Items from a dataset:
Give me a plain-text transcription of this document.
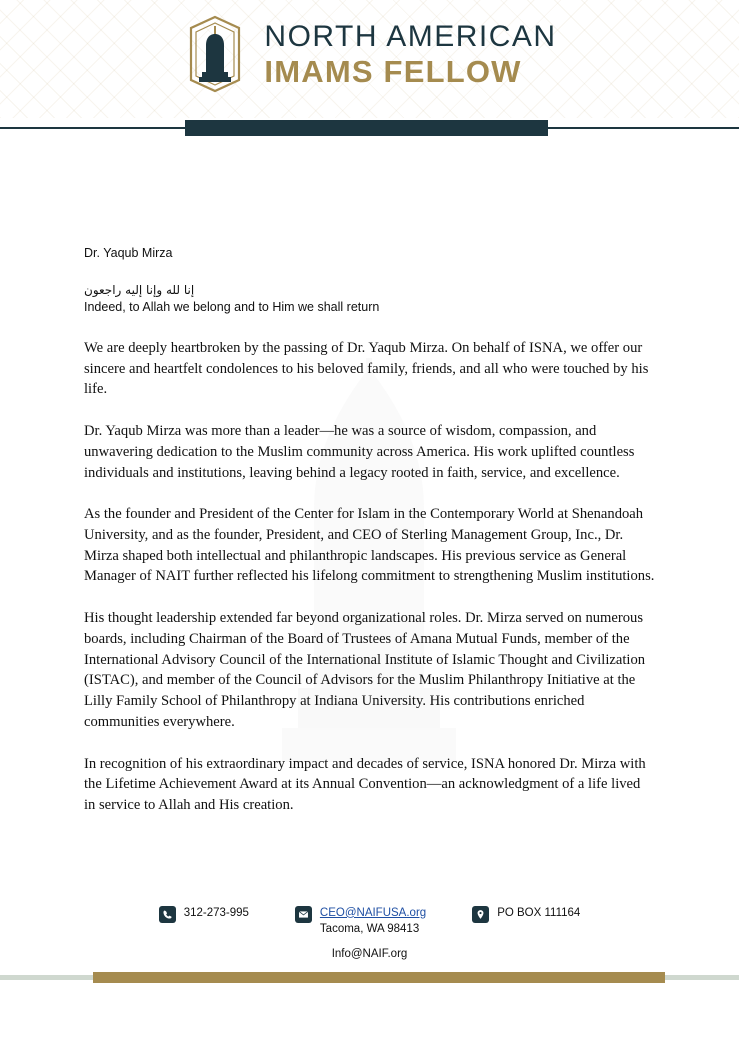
NORTH AMERICAN
IMAMS FELLOW
Dr. Yaqub Mirza
إنا لله وإنا إليه راجعون
Indeed, to Allah we belong and to Him we shall return

We are deeply heartbroken by the passing of Dr. Yaqub Mirza. On behalf of ISNA, we offer our sincere and heartfelt condolences to his beloved family, friends, and all who were touched by his life.

Dr. Yaqub Mirza was more than a leader—he was a source of wisdom, compassion, and unwavering dedication to the Muslim community across America. His work uplifted countless individuals and institutions, leaving behind a legacy rooted in faith, service, and excellence.

As the founder and President of the Center for Islam in the Contemporary World at Shenandoah University, and as the founder, President, and CEO of Sterling Management Group, Inc., Dr. Mirza shaped both intellectual and philanthropic landscapes. His previous service as General Manager of NAIT further reflected his lifelong commitment to strengthening Muslim institutions.

His thought leadership extended far beyond organizational roles. Dr. Mirza served on numerous boards, including Chairman of the Board of Trustees of Amana Mutual Funds, member of the International Advisory Council of the International Institute of Islamic Thought and Civilization (ISTAC), and member of the Council of Advisors for the Muslim Philanthropy Initiative at the Lilly Family School of Philanthropy at Indiana University. His contributions enriched communities everywhere.

In recognition of his extraordinary impact and decades of service, ISNA honored Dr. Mirza with the Lifetime Achievement Award at its Annual Convention—an acknowledgment of a life lived in service to Allah and His creation.

312-273-995	CEO@NAIFUSA.org
Tacoma, WA 98413
PO BOX 111164
Info@NAIF.org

STATED GOAL:
Quote the records in their entirety, keeping the wording exact and excluding pictures.

WRITTEN SOLUTION:
Give me a plain-text transcription of this document.
NORTH AMERICAN
IMAMS FELLOW
Dr. Yaqub Mirza
إنا لله وإنا إليه راجعون
Indeed, to Allah we belong and to Him we shall return

We are deeply heartbroken by the passing of Dr. Yaqub Mirza. On behalf of ISNA, we offer our sincere and heartfelt condolences to his beloved family, friends, and all who were touched by his life.

Dr. Yaqub Mirza was more than a leader—he was a source of wisdom, compassion, and unwavering dedication to the Muslim community across America. His work uplifted countless individuals and institutions, leaving behind a legacy rooted in faith, service, and excellence.

As the founder and President of the Center for Islam in the Contemporary World at Shenandoah University, and as the founder, President, and CEO of Sterling Management Group, Inc., Dr. Mirza shaped both intellectual and philanthropic landscapes. His previous service as General Manager of NAIT further reflected his lifelong commitment to strengthening Muslim institutions.

His thought leadership extended far beyond organizational roles. Dr. Mirza served on numerous boards, including Chairman of the Board of Trustees of Amana Mutual Funds, member of the International Advisory Council of the International Institute of Islamic Thought and Civilization (ISTAC), and member of the Council of Advisors for the Muslim Philanthropy Initiative at the Lilly Family School of Philanthropy at Indiana University. His contributions enriched communities everywhere.

In recognition of his extraordinary impact and decades of service, ISNA honored Dr. Mirza with the Lifetime Achievement Award at its Annual Convention—an acknowledgment of a life lived in service to Allah and His creation.

312-273-995	CEO@NAIFUSA.org
Tacoma, WA 98413
PO BOX 111164
Info@NAIF.org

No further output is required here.